EXCERPT PROVIDED:
Therefore, these tech advancements need to be accompanied by increasingly rigorous testing capabilities in order to achieve certainty that our systems are fail-safe. One testing framework referred to as LitmusChaos is considered one of the most advanced ways to detect potential risks and disruptions and guarantee what is known as high availability (HA).

So, why is HA so important, how can LitmusChaos experiments safeguard it, and how can this type of testing be implemented?

Let’s take a look.

What is High Availability?

High availability (HA) is a system’s ability to continue to deliver upon its key performance indicators (KPIs) even when failures occur. These failures can be internal to the application, in the connected services such as a database, in the container orchestrator, or in the infrastructure itself.

In order to abide by HA principles, a service or product must have a particular scale of uptime, meaning that it should be available 99.999% of the time. This is also known as 11 nines durability.

This means that any system which needs to achieve a HA standard is required to be tested robustly before any kind of release can occur. However, even the best-laid test plans of mice and men will still leave bugs occurring on customer sites. This is where additional testing can be majorly beneficial to minimize issues, especially in disaster scenarios that are more difficult to replicate during a testing cycle.

What is LitmusChaos?

LitmusChaos is a framework that introduces ‘chaos’ into a system to purposefully disrupt the application, clusters, the underlying infrastructure, and even across cloud providers.

This disruption aims to challenge the system by dropping in potential scenarios for it to try and combat such as if the CPU or memory runs out, if one of the Kubernetes nodes or pods goes down, or if the disks on the Google Cloud Platform Virtual Machines disappear. Most importantly, it determines whether the system can still hit its KPI targets despite these disruptions.

LitmusChaos is made up of two core architectural pieces; the Chaos Control Plane and the Chaos Target Plane. The control plane is the central service that all the experiments are driven from and where the main Litmus operator is deployed. The Chaos Target Plane is the cluster(s) in which the experiments will run. These two planes communicate through the Litmus agent, instances of fault which are remotely inserted into each of the target locations.

How Does LitmusChaos Test an Application?

LitmusChaos utilizes two ‘flows’: the experiment flow and the observability flow. The first indicates how the ‘chaos’ is introduced into the system. The experiments begin by establishing the user inputs such as how many pods should be deleted, which nodes to cordon off, and how long the experiment should last.

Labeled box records
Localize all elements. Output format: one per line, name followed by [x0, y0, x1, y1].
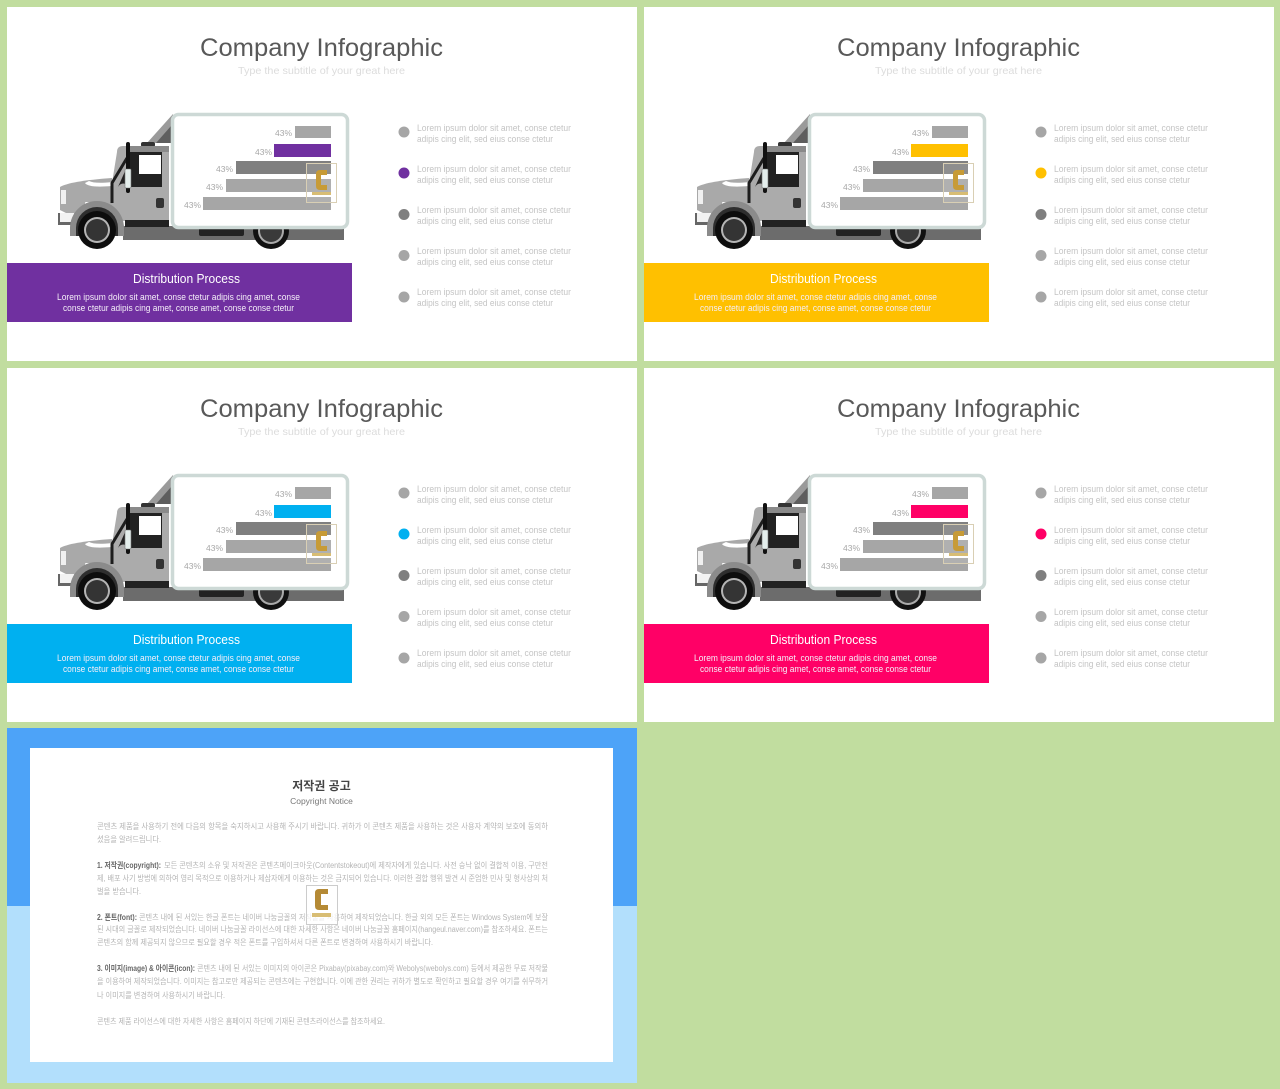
- list: bullet items: adipis cing elit, sed eius conse ctetur: [1054, 257, 1190, 267]
- list: bullet items: Lorem ipsum dolor sit amet, conse ctetur: [417, 123, 571, 133]
- bar chart: 43%: [275, 489, 292, 499]
- icon: watermark: [944, 164, 974, 202]
- list: bullet items: adipis cing elit, sed eius conse ctetur: [1054, 659, 1190, 669]
- bar chart: 43%: [912, 489, 929, 499]
- list: bullet items: Lorem ipsum dolor sit amet, conse ctetur: [1054, 246, 1208, 256]
- title: Company Infographic: [837, 395, 1080, 423]
- text block: font: 2. 폰트(font):: [97, 913, 137, 922]
- banner: distribution process: [644, 263, 989, 322]
- text block: font: 된 시대의 글꼴로 제작되었습니다. 네이버 나눔글꼴 라이선스에 대한 자세한 사항은 네이버 나눔글꼴 홈페이지(hangeul.naver.com)를 참조하세요. 폰트는: [97, 924, 548, 934]
- banner: distribution process: Distribution Process: [133, 272, 240, 286]
- text block: copyright: 벌을 받습니다.: [97, 886, 141, 896]
- list: bullet items: Lorem ipsum dolor sit amet, conse ctetur: [1054, 566, 1208, 576]
- list: bullet items: adipis cing elit, sed eius conse ctetur: [417, 659, 553, 669]
- list: bullet items: adipis cing elit, sed eius conse ctetur: [417, 536, 553, 546]
- text block: copyright: 모든 콘텐츠의 소유 및 저작권은 콘텐츠메이크아웃(Contentstokeout)에 제작자에게 있습니다. 사전 승낙 없이 결합적 이용, 구만전: [164, 860, 548, 870]
- banner: distribution process: Lorem ipsum dolor sit amet, conse ctetur adipis cing amet, conse: [694, 292, 937, 302]
- list: bullet items: Lorem ipsum dolor sit amet, conse ctetur: [417, 648, 571, 658]
- text block: image and icon: 3. 이미지(image) & 아이콘(icon):: [97, 963, 195, 973]
- list: bullet items: adipis cing elit, sed eius conse ctetur: [417, 577, 553, 587]
- subtitle: Type the subtitle of your great here: [875, 65, 1042, 77]
- list: bullet items: Lorem ipsum dolor sit amet, conse ctetur: [417, 164, 571, 174]
- banner: distribution process: conse ctetur adipis cing amet, conse amet, conse conse ctetur: [63, 664, 294, 674]
- icon: watermark: [944, 524, 974, 564]
- bar chart: 43%: [184, 200, 201, 210]
- list: bullet items: Lorem ipsum dolor sit amet, conse ctetur: [1054, 484, 1208, 494]
- bar chart: [821, 126, 968, 210]
- list: bullet items: adipis cing elit, sed eius conse ctetur: [1054, 175, 1190, 185]
- list: bullet items: Lorem ipsum dolor sit amet, conse ctetur: [417, 525, 571, 535]
- heading: copyright notice: Copyright Notice: [290, 796, 353, 806]
- list: bullet items: [1036, 484, 1208, 669]
- bar chart: 43%: [853, 525, 870, 535]
- list: bullet items: Lorem ipsum dolor sit amet, conse ctetur: [1054, 205, 1208, 215]
- bar chart: 43%: [892, 147, 909, 157]
- banner: distribution process: Lorem ipsum dolor sit amet, conse ctetur adipis cing amet, conse: [694, 653, 937, 663]
- text block: introduction: 콘텐츠 제품을 사용하기 전에 다음의 항목을 숙지하시고 사용해 주시기 바랍니다. 귀하가 이 콘텐츠 제품을 사용하는 것은 사용자 계약의 보호에 동의하: [97, 821, 549, 831]
- panel: copyright notice: [7, 728, 637, 1083]
- bar chart: [184, 487, 331, 571]
- list: bullet items: Lorem ipsum dolor sit amet, conse ctetur: [1054, 287, 1208, 297]
- list: bullet items: [398, 484, 571, 669]
- panel: yellow slide: [644, 7, 1274, 361]
- text block: image and icon: 을 이용하여 제작되었습니다. 이미지는 참고로만 제공되는 콘텐츠에는 구현합니다. 이에 관한 권리는 귀하가 별도로 확인하고 필요할 경우 여기를 쉬무하거: [97, 976, 548, 986]
- list: bullet items: Lorem ipsum dolor sit amet, conse ctetur: [1054, 607, 1208, 617]
- icon: delivery truck: [58, 114, 348, 249]
- text block: image and icon: 콘텐츠 내에 된 서있는 이미지의 아이콘은 Pixabay(pixabay.com)와 Webolys(webolys.com) 등에서 제공한 무료 저작물: [197, 963, 548, 973]
- text block: introduction: [97, 821, 549, 844]
- list: bullet items: adipis cing elit, sed eius conse ctetur: [1054, 577, 1190, 587]
- banner: distribution process: conse ctetur adipis cing amet, conse amet, conse conse ctetur: [63, 303, 294, 313]
- subtitle: Type the subtitle of your great here: [238, 426, 405, 438]
- bar chart: [821, 487, 968, 571]
- list: bullet items: adipis cing elit, sed eius conse ctetur: [417, 257, 553, 267]
- text block: font: 콘텐츠 내에 된 서있는 한글 폰트는 네이버 나눔글꼴의 저작물을 사용하여 제작되었습니다. 한글 외의 모든 폰트는 Windows System에 보잘: [139, 912, 549, 922]
- list: bullet items: adipis cing elit, sed eius conse ctetur: [1054, 298, 1190, 308]
- icon: watermark: [306, 164, 336, 202]
- bar chart: [184, 126, 331, 210]
- text block: copyright: 제, 배포 사기 방법에 의하여 영리 목적으로 이용하거나 제삼자에게 이용하는 것은 금지되어 있습니다. 이러한 결합 행위 발견 시 준엄한 민사 및 형사상의 처: [97, 873, 548, 883]
- bar chart: 43%: [206, 543, 223, 553]
- list: bullet items: Lorem ipsum dolor sit amet, conse ctetur: [1054, 164, 1208, 174]
- icon: delivery truck: [695, 114, 984, 249]
- panel: blue slide: [7, 368, 637, 722]
- icon: watermark: [306, 524, 336, 564]
- bar chart: 43%: [216, 525, 233, 535]
- banner: distribution process: [7, 624, 352, 683]
- panel: pink slide: [644, 368, 1274, 722]
- list: bullet items: Lorem ipsum dolor sit amet, conse ctetur: [1054, 648, 1208, 658]
- list: bullet items: Lorem ipsum dolor sit amet, conse ctetur: [417, 607, 571, 617]
- bar chart: 43%: [843, 182, 860, 192]
- list: bullet items: adipis cing elit, sed eius conse ctetur: [1054, 216, 1190, 226]
- text block: image and icon: 나 이미지를 변경하여 사용하시기 바랍니다.: [97, 990, 225, 1000]
- banner: distribution process: conse ctetur adipis cing amet, conse amet, conse conse ctetur: [700, 303, 931, 313]
- banner: distribution process: [7, 263, 352, 322]
- icon: watermark: [306, 886, 338, 924]
- text block: copyright: 1. 저작권(copyright):: [97, 860, 161, 870]
- list: bullet items: adipis cing elit, sed eius conse ctetur: [1054, 134, 1190, 144]
- heading: copyright notice: 저작권 공고: [292, 778, 351, 793]
- banner: distribution process: Distribution Process: [770, 272, 877, 286]
- list: bullet items: adipis cing elit, sed eius conse ctetur: [1054, 536, 1190, 546]
- list: bullet items: adipis cing elit, sed eius conse ctetur: [417, 495, 553, 505]
- list: bullet items: Lorem ipsum dolor sit amet, conse ctetur: [417, 287, 571, 297]
- banner: distribution process: Distribution Process: [133, 633, 240, 647]
- text block: introduction: 셨음을 알려드립니다.: [97, 834, 161, 844]
- bar chart: 43%: [912, 128, 929, 138]
- list: bullet items: [1036, 123, 1208, 308]
- title: Company Infographic: [200, 34, 443, 62]
- list: bullet items: [398, 123, 571, 308]
- bar chart: 43%: [184, 561, 201, 571]
- list: bullet items: adipis cing elit, sed eius conse ctetur: [417, 618, 553, 628]
- list: bullet items: adipis cing elit, sed eius conse ctetur: [1054, 495, 1190, 505]
- bar chart: 43%: [892, 508, 909, 518]
- bar chart: 43%: [843, 543, 860, 553]
- text block: font: 콘텐츠의 함께 제공되지 않으므로 필요할 경우 적은 폰트를 구입하셔서 다른 폰트로 변경하여 사용하시기 바랍니다.: [97, 937, 433, 947]
- list: bullet items: adipis cing elit, sed eius conse ctetur: [417, 175, 553, 185]
- bar chart: 43%: [821, 200, 838, 210]
- list: bullet items: Lorem ipsum dolor sit amet, conse ctetur: [417, 566, 571, 576]
- list: bullet items: adipis cing elit, sed eius conse ctetur: [417, 216, 553, 226]
- list: bullet items: Lorem ipsum dolor sit amet, conse ctetur: [1054, 525, 1208, 535]
- subtitle: Type the subtitle of your great here: [238, 65, 405, 77]
- text block: font: [97, 912, 549, 947]
- icon: delivery truck: [58, 475, 348, 610]
- bar chart: 43%: [853, 164, 870, 174]
- text block: image and icon: [97, 963, 548, 1000]
- bar chart: 43%: [206, 182, 223, 192]
- banner: distribution process: [644, 624, 989, 683]
- text block: license note: 콘텐츠 제품 라이선스에 대한 자세한 사항은 홈페이지 하단에 기재된 콘텐츠라이선스를 참조하세요.: [97, 1016, 385, 1026]
- title: Company Infographic: [200, 395, 443, 423]
- bar chart: 43%: [255, 147, 272, 157]
- list: bullet items: Lorem ipsum dolor sit amet, conse ctetur: [1054, 123, 1208, 133]
- bar chart: 43%: [255, 508, 272, 518]
- list: bullet items: Lorem ipsum dolor sit amet, conse ctetur: [417, 246, 571, 256]
- heading: copyright notice: [290, 778, 353, 806]
- banner: distribution process: Distribution Process: [770, 633, 877, 647]
- bar chart: 43%: [821, 561, 838, 571]
- subtitle: Type the subtitle of your great here: [875, 426, 1042, 438]
- bar chart: 43%: [275, 128, 292, 138]
- banner: distribution process: Lorem ipsum dolor sit amet, conse ctetur adipis cing amet, conse: [57, 292, 300, 302]
- list: bullet items: adipis cing elit, sed eius conse ctetur: [417, 298, 553, 308]
- list: bullet items: adipis cing elit, sed eius conse ctetur: [1054, 618, 1190, 628]
- text block: copyright: [97, 860, 548, 896]
- list: bullet items: adipis cing elit, sed eius conse ctetur: [417, 134, 553, 144]
- list: bullet items: Lorem ipsum dolor sit amet, conse ctetur: [417, 484, 571, 494]
- bar chart: 43%: [216, 164, 233, 174]
- banner: distribution process: Lorem ipsum dolor sit amet, conse ctetur adipis cing amet, conse: [57, 653, 300, 663]
- panel: purple slide: [7, 7, 637, 361]
- title: Company Infographic: [837, 34, 1080, 62]
- icon: delivery truck: [695, 475, 984, 610]
- banner: distribution process: conse ctetur adipis cing amet, conse amet, conse conse ctetur: [700, 664, 931, 674]
- list: bullet items: Lorem ipsum dolor sit amet, conse ctetur: [417, 205, 571, 215]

GIVEN PROBLEM 1:
Reproduce the LitmusChaos passage word for word, from "So, why is HA" up to and including "the infrastructure itself.".
GIVEN PROBLEM 2:
According to the LitmusChaos passage, in which places can failures occur? List every place it names.
GIVEN PROBLEM 3:
Answer these questions using the LitmusChaos passage:
(a) What percentage of the time must a service be available to abide by HA principles?
(b) What are the two core architectural pieces of LitmusChaos?
(c) Through what do those two pieces communicate?

ANSWER 1:
So, why is HA so important, how can LitmusChaos experiments safeguard it, and how can this type of testing be implemented?

Let’s take a look.

What is High Availability?

High availability (HA) is a system’s ability to continue to deliver upon its key performance indicators (KPIs) even when failures occur. These failures can be internal to the application, in the connected services such as a database, in the container orchestrator, or in the infrastructure itself.

ANSWER 2:
- Internal to the application
- In the connected services, such as a database
- In the container orchestrator
- In the infrastructure itself

ANSWER 3:
(a) 99.999% of the time.
(b) The Chaos Control Plane and the Chaos Target Plane.
(c) The Litmus agent.